--- Begin Entries shown ---

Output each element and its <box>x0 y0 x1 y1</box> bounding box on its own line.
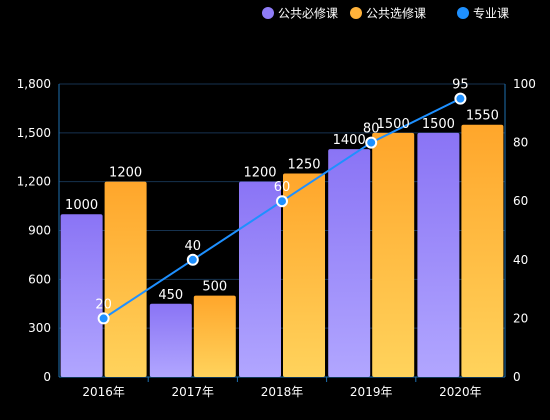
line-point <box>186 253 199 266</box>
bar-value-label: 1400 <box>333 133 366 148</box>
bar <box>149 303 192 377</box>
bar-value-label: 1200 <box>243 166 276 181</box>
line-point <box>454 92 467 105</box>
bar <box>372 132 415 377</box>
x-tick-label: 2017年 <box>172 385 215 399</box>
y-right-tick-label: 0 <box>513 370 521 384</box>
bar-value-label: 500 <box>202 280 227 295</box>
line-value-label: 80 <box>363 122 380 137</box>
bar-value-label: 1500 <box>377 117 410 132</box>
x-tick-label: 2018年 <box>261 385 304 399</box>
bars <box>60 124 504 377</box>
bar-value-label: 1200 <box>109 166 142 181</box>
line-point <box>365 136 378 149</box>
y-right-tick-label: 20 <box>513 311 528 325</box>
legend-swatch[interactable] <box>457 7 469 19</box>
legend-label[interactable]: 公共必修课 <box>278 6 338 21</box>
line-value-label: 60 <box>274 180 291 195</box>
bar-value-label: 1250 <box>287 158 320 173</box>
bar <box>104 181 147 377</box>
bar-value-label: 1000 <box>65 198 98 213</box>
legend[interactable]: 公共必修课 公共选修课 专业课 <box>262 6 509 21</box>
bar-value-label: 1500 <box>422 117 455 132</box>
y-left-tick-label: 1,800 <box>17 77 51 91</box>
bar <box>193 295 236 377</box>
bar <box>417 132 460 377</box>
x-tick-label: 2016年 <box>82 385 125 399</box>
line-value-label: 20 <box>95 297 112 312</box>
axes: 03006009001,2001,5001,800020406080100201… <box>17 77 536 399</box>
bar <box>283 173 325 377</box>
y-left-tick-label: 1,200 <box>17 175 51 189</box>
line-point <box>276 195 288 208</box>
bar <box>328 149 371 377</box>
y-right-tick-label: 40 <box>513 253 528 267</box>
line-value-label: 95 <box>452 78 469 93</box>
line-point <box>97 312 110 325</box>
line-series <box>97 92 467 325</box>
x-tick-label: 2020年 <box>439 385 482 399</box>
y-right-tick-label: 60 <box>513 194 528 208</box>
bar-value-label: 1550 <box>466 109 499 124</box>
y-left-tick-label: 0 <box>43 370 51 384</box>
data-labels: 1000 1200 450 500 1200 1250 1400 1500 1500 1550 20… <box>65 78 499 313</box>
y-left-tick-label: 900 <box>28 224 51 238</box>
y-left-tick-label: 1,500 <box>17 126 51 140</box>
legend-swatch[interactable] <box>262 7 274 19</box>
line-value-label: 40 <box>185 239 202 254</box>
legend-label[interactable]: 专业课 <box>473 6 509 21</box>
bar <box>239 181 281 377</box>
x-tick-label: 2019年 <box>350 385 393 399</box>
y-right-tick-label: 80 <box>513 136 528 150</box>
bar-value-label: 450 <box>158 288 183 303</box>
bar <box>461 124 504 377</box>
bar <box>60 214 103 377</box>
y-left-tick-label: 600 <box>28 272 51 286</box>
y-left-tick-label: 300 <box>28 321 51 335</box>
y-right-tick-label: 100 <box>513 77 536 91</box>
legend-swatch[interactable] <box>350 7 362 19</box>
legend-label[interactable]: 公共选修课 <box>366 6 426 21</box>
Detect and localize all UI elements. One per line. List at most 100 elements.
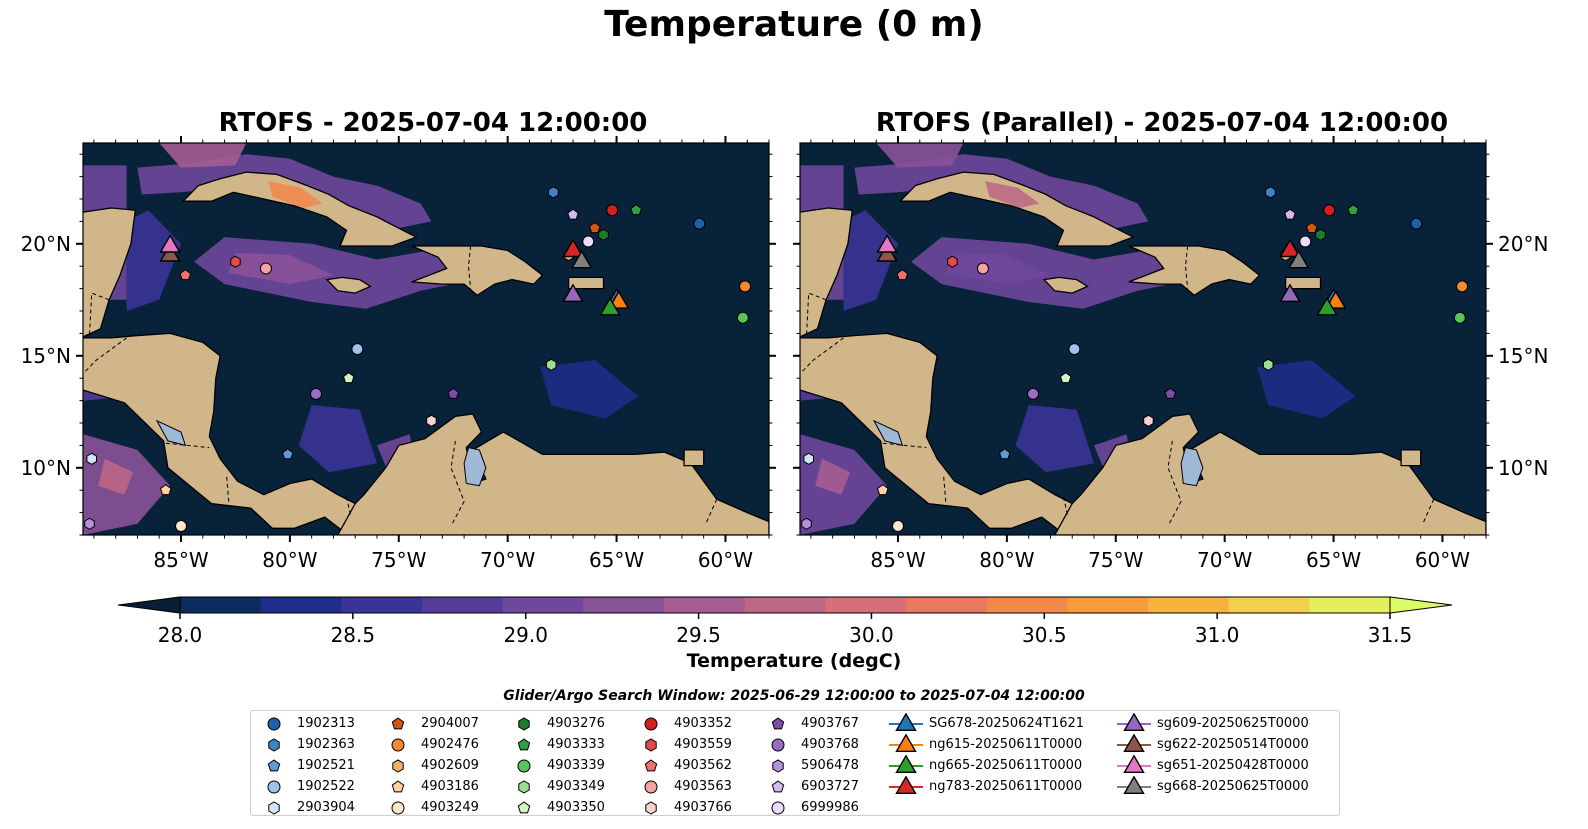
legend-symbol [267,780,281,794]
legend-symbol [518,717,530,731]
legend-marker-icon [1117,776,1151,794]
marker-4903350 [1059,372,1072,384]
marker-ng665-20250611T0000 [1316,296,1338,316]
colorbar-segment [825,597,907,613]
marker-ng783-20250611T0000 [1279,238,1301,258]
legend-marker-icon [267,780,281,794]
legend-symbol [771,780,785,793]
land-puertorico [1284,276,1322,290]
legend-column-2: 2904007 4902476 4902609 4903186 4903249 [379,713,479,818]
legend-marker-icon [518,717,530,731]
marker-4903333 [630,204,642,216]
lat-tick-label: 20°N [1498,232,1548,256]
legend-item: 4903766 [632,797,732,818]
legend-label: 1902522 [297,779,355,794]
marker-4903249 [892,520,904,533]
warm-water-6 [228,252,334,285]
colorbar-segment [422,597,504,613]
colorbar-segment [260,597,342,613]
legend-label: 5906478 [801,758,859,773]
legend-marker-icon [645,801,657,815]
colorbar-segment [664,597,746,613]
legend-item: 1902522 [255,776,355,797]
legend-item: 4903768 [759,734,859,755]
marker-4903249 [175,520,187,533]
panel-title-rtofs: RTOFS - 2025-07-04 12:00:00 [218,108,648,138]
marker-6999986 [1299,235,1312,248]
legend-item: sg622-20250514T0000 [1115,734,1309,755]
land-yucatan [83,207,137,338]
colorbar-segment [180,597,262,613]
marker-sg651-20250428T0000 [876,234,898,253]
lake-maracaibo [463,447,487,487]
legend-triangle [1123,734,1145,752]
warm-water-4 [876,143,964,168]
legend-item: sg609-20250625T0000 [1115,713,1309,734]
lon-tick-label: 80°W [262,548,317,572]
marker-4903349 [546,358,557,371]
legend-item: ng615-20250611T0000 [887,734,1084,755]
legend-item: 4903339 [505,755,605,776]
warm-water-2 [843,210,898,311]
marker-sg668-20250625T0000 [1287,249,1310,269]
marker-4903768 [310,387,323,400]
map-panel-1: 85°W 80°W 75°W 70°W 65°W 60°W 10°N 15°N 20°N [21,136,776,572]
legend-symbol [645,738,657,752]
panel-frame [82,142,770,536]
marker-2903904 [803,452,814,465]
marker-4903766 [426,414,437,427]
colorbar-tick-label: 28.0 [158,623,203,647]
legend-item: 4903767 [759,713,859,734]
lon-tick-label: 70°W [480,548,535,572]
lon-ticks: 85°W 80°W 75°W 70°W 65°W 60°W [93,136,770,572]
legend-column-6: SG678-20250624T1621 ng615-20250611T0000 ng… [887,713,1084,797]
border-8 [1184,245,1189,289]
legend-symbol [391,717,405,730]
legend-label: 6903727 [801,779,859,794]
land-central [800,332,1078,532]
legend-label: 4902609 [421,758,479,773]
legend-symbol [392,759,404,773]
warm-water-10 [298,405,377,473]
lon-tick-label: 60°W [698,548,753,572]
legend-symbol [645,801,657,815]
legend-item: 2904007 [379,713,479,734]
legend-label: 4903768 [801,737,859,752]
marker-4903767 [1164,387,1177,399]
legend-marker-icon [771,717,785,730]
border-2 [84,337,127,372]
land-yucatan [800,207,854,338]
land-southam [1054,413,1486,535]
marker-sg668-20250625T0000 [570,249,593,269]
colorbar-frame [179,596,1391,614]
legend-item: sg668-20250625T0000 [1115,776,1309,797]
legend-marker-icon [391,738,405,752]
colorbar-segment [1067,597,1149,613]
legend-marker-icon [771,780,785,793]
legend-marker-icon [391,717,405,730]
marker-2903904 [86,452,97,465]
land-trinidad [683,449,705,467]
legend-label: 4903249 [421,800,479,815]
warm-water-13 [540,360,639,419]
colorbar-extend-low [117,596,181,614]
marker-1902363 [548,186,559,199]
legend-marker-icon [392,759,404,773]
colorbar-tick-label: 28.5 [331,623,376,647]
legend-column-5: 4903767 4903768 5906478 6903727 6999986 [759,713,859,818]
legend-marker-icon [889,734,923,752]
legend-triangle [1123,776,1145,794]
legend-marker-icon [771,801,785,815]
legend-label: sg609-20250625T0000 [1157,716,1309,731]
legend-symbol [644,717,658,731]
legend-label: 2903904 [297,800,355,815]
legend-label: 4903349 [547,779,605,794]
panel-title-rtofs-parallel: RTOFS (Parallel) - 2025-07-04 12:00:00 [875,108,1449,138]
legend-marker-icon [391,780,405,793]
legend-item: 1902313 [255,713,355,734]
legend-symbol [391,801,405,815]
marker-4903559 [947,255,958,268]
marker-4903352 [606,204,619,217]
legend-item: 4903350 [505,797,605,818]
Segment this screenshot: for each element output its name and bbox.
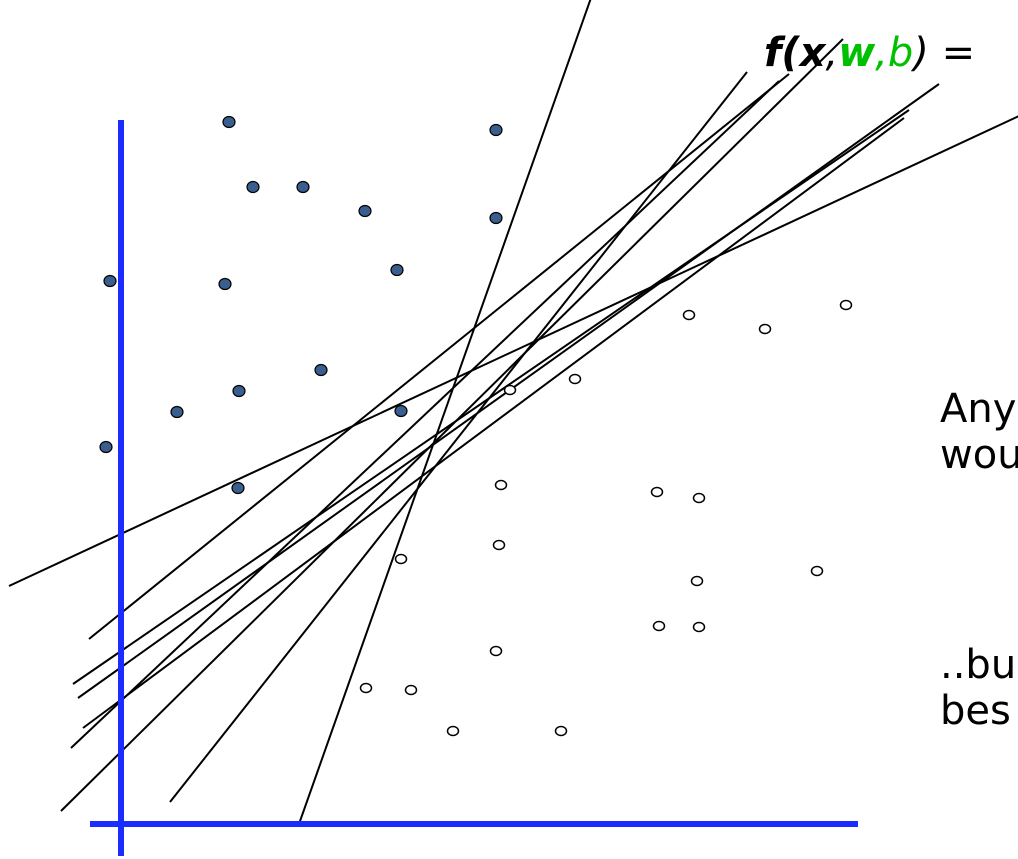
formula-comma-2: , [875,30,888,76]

--- End Entries shown ---

Copy out, unchanged, the lines of the listing above, beginning with the line that contains "legend-symbol [267,780,281,794]" and continuing through the line that contains "legend-label: 1902522 [297,779,355,794]".

legend-symbol [267,780,281,794]
legend-symbol [518,717,530,731]
legend-marker-icon [1117,776,1151,794]
marker-4903350 [1059,372,1072,384]
marker-ng665-20250611T0000 [1316,296,1338,316]
colorbar-segment [825,597,907,613]
marker-ng783-20250611T0000 [1279,238,1301,258]
legend-marker-icon [267,780,281,794]
legend-symbol [771,780,785,793]
land-puertorico [1284,276,1322,290]
legend-column-2: 2904007 4902476 4902609 4903186 4903249 [379,713,479,818]
legend-marker-icon [518,717,530,731]
marker-4903333 [630,204,642,216]
lat-tick-label: 20°N [1498,232,1548,256]
legend-item: 4903766 [632,797,732,818]
legend-label: 1902522 [297,779,355,794]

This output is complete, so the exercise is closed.